Find each line with the word "Sequência" and state how many there are, nothing more.

= = = =

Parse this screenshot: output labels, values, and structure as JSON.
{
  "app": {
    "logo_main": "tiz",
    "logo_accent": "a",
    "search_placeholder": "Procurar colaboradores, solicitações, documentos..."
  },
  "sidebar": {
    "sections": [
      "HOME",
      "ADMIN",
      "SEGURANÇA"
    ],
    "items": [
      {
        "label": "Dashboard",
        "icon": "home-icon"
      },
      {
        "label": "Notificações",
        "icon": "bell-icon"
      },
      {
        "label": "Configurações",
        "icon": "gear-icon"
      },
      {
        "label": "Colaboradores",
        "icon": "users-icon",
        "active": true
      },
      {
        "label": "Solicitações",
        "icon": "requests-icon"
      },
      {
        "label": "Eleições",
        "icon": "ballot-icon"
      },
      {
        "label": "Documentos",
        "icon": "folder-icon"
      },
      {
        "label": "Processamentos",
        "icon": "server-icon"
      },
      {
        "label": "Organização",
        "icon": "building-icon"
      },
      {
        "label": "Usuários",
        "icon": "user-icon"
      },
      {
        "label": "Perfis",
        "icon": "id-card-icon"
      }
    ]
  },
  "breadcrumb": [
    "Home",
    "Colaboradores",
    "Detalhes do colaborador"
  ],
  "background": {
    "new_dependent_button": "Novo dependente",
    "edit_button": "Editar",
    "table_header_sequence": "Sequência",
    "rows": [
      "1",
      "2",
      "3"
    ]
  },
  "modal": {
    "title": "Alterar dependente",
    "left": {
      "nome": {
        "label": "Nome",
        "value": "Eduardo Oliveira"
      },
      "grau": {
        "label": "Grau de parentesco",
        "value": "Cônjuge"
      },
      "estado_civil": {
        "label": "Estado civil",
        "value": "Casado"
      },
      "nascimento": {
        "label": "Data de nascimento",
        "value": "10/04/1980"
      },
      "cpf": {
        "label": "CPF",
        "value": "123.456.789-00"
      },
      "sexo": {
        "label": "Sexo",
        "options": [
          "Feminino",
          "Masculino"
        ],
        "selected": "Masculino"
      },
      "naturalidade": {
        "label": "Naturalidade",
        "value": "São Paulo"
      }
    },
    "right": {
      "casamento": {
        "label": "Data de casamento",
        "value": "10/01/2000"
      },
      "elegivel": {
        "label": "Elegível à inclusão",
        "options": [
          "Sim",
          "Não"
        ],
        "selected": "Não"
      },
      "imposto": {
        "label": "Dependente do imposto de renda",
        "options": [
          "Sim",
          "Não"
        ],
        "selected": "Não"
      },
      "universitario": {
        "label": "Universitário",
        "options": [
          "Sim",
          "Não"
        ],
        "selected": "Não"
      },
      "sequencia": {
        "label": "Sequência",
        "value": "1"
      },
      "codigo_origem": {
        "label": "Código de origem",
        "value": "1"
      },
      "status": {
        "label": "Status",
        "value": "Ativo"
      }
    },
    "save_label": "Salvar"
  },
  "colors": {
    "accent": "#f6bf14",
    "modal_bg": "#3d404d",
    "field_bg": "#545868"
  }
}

= = = =

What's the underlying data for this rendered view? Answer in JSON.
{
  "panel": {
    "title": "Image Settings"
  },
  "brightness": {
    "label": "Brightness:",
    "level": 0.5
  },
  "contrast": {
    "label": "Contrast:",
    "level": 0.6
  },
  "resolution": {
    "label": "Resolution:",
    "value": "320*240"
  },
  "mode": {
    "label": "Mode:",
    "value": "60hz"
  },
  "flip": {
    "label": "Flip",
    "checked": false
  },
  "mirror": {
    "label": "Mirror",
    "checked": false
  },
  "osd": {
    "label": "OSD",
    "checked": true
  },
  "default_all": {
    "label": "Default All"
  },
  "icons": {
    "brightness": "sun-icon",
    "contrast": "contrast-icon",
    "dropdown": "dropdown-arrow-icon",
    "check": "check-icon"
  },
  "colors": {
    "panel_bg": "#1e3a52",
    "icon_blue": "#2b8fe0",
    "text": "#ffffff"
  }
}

= = = =

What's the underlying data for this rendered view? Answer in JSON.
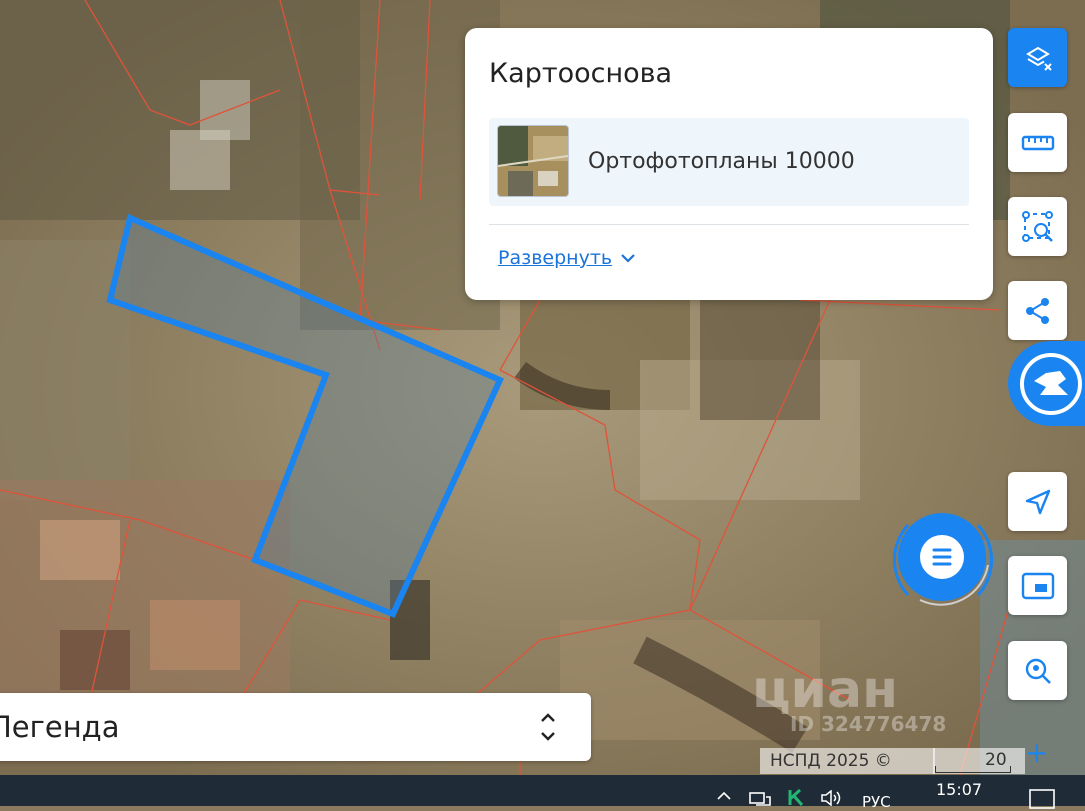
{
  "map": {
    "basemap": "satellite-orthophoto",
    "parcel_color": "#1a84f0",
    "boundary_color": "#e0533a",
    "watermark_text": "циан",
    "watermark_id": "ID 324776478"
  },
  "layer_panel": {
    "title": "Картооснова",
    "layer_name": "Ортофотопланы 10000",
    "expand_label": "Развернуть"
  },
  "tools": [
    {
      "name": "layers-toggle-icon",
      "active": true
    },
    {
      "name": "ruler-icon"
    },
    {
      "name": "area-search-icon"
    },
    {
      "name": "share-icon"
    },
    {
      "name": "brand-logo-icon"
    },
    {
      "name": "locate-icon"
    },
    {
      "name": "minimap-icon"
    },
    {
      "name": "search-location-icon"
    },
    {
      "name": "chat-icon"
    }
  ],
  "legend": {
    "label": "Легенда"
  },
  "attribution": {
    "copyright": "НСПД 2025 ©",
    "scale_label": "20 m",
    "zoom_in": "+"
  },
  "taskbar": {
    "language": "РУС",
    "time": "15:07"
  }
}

= = = =

● **Problem solution**:
2